__WHAT TO PRODUCE__.
Copy the rows below word for word, from the first line through the line containing "298, 14, 310]", including both ends.

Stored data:
□ □ □ □
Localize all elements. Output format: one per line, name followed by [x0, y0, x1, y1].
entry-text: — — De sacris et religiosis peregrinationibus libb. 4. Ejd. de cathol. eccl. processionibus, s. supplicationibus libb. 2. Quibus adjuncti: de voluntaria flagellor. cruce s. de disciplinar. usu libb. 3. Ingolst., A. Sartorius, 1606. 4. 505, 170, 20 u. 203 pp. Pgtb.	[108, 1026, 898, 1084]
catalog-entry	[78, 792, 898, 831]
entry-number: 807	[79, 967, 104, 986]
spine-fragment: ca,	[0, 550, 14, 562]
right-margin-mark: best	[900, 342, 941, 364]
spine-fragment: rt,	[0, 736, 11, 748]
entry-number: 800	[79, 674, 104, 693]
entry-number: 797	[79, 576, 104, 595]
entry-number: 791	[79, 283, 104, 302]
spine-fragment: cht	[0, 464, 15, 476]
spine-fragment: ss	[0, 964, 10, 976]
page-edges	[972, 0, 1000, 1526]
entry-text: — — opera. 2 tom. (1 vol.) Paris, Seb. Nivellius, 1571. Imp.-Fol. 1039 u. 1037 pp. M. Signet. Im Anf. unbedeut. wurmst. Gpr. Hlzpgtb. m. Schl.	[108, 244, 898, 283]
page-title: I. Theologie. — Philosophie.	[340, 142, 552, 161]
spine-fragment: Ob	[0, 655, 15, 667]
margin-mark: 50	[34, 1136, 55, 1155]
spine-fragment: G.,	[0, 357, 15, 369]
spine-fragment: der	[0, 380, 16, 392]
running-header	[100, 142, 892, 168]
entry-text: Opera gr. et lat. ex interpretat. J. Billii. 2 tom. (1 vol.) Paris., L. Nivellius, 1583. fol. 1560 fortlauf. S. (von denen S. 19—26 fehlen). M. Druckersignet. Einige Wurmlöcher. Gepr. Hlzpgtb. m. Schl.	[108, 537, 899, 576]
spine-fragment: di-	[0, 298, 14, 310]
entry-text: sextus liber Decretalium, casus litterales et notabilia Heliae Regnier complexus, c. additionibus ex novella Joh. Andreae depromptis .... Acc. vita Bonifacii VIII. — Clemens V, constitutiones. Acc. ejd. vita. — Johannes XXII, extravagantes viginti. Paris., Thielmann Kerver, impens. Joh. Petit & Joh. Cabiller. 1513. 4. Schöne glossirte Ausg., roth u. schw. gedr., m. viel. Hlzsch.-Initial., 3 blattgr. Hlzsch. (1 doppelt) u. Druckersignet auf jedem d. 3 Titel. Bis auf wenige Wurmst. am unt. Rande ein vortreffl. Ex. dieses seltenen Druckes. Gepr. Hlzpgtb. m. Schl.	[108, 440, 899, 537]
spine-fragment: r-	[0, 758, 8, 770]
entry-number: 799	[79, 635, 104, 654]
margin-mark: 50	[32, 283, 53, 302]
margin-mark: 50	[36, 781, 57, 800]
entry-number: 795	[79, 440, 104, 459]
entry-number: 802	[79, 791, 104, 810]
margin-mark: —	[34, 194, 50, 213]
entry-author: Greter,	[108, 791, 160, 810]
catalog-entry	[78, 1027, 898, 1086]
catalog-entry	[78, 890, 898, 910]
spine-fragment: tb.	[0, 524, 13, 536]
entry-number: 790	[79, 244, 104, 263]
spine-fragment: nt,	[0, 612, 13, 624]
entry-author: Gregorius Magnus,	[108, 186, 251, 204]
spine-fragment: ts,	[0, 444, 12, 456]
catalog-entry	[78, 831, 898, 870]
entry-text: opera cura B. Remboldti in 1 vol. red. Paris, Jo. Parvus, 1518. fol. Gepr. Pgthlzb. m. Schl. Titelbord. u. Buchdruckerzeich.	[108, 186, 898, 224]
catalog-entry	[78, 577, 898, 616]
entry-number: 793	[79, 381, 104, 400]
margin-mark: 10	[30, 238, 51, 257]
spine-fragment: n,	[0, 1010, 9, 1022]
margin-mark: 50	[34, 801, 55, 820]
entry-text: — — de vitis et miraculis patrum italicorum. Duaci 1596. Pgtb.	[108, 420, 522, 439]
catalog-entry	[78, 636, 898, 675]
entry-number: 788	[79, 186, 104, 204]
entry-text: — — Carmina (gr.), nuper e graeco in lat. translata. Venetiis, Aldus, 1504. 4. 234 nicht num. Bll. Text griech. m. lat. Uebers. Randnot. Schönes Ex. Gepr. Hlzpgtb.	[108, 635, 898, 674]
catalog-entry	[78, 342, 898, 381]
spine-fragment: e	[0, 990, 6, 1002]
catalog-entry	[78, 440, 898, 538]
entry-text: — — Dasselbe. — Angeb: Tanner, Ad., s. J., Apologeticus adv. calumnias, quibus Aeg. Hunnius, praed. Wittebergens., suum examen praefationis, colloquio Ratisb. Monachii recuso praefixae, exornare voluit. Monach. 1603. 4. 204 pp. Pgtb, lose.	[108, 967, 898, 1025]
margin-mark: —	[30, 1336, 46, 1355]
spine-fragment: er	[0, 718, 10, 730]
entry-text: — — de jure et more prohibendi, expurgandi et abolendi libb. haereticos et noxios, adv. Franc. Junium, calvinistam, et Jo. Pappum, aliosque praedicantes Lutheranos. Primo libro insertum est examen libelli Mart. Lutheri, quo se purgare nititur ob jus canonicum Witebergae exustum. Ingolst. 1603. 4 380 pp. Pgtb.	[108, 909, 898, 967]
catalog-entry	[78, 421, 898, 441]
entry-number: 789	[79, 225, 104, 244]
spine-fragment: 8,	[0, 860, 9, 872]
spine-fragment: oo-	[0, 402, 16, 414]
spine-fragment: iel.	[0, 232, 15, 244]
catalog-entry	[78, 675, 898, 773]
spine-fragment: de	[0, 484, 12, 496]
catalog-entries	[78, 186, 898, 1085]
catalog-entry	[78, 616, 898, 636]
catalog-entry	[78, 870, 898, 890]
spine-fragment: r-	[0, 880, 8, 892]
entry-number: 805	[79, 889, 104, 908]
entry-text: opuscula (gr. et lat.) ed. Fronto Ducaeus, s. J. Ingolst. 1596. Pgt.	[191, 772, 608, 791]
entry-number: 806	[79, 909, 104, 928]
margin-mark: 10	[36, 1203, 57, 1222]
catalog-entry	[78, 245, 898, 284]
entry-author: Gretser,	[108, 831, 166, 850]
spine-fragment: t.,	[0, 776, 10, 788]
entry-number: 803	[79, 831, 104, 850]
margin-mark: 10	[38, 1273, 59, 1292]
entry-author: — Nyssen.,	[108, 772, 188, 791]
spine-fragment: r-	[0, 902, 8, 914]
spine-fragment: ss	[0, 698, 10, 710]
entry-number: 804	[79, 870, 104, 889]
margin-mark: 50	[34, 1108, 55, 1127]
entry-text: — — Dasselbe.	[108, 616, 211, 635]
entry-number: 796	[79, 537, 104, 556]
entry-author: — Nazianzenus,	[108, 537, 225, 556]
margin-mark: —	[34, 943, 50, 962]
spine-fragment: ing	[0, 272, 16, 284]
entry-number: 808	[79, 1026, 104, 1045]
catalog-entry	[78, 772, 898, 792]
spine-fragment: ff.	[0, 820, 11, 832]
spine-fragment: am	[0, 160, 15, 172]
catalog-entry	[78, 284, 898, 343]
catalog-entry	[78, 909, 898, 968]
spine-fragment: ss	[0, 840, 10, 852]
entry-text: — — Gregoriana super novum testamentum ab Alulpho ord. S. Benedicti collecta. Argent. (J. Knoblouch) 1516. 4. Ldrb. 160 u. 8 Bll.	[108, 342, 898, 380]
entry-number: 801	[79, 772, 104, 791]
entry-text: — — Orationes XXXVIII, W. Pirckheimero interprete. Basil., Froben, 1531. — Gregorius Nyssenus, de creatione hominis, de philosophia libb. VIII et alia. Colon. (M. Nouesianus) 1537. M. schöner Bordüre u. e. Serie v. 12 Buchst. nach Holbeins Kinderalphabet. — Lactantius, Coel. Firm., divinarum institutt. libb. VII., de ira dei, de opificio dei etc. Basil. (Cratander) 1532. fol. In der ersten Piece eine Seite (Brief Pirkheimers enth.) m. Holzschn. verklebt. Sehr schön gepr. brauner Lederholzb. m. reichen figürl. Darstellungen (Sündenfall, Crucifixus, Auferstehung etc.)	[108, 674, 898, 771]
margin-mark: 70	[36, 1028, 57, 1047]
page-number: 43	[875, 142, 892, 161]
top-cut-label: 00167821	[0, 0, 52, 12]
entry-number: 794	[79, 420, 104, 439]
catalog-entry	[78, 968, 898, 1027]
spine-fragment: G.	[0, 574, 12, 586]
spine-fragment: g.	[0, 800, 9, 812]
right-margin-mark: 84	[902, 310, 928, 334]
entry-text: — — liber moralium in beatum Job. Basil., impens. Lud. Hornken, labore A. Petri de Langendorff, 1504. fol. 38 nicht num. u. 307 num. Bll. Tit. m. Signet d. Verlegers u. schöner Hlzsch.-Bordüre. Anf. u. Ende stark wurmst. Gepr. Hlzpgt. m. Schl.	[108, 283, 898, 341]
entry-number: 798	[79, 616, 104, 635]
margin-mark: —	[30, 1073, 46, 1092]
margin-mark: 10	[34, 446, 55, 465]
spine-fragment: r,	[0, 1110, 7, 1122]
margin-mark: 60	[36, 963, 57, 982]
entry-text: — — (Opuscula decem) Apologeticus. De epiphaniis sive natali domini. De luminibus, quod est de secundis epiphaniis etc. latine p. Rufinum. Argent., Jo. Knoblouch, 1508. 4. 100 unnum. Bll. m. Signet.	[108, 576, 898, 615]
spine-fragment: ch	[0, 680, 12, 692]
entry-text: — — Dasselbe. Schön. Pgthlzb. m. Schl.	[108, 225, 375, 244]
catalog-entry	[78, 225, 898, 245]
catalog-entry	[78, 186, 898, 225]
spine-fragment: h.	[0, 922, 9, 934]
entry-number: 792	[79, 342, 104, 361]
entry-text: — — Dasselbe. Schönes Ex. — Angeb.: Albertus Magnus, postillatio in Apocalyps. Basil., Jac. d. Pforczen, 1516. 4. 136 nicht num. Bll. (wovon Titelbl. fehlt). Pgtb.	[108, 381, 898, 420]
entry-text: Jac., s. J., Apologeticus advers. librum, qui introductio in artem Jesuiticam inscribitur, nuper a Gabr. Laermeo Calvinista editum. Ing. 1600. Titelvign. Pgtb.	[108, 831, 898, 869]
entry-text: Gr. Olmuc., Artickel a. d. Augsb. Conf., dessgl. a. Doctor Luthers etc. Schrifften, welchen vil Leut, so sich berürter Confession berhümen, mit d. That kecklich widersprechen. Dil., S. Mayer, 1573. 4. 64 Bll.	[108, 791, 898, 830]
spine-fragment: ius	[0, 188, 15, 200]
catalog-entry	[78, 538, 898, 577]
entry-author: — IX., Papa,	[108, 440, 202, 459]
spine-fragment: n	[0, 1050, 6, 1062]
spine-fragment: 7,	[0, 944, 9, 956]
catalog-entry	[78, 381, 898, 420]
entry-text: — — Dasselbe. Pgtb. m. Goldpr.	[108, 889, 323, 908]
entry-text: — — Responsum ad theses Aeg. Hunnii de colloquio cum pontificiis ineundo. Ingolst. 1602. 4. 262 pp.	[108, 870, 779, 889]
□ □ □ □
__ANSWER__.
Localize all elements. Output format: one per line, name followed by [x0, y0, x1, y1].
entry-text: — — De sacris et religiosis peregrinationibus libb. 4. Ejd. de cathol. eccl. processionibus, s. supplicationibus libb. 2. Quibus adjuncti: de voluntaria flagellor. cruce s. de disciplinar. usu libb. 3. Ingolst., A. Sartorius, 1606. 4. 505, 170, 20 u. 203 pp. Pgtb.	[108, 1026, 898, 1084]
catalog-entry	[78, 792, 898, 831]
entry-number: 807	[79, 967, 104, 986]
spine-fragment: ca,	[0, 550, 14, 562]
right-margin-mark: best	[900, 342, 941, 364]
spine-fragment: rt,	[0, 736, 11, 748]
entry-number: 800	[79, 674, 104, 693]
entry-number: 797	[79, 576, 104, 595]
entry-number: 791	[79, 283, 104, 302]
spine-fragment: cht	[0, 464, 15, 476]
spine-fragment: ss	[0, 964, 10, 976]
page-edges	[972, 0, 1000, 1526]
entry-text: — — opera. 2 tom. (1 vol.) Paris, Seb. Nivellius, 1571. Imp.-Fol. 1039 u. 1037 pp. M. Signet. Im Anf. unbedeut. wurmst. Gpr. Hlzpgtb. m. Schl.	[108, 244, 898, 283]
page-title: I. Theologie. — Philosophie.	[340, 142, 552, 161]
spine-fragment: Ob	[0, 655, 15, 667]
margin-mark: 50	[34, 1136, 55, 1155]
spine-fragment: G.,	[0, 357, 15, 369]
spine-fragment: der	[0, 380, 16, 392]
running-header	[100, 142, 892, 168]
entry-text: Opera gr. et lat. ex interpretat. J. Billii. 2 tom. (1 vol.) Paris., L. Nivellius, 1583. fol. 1560 fortlauf. S. (von denen S. 19—26 fehlen). M. Druckersignet. Einige Wurmlöcher. Gepr. Hlzpgtb. m. Schl.	[108, 537, 899, 576]
spine-fragment: di-	[0, 298, 14, 310]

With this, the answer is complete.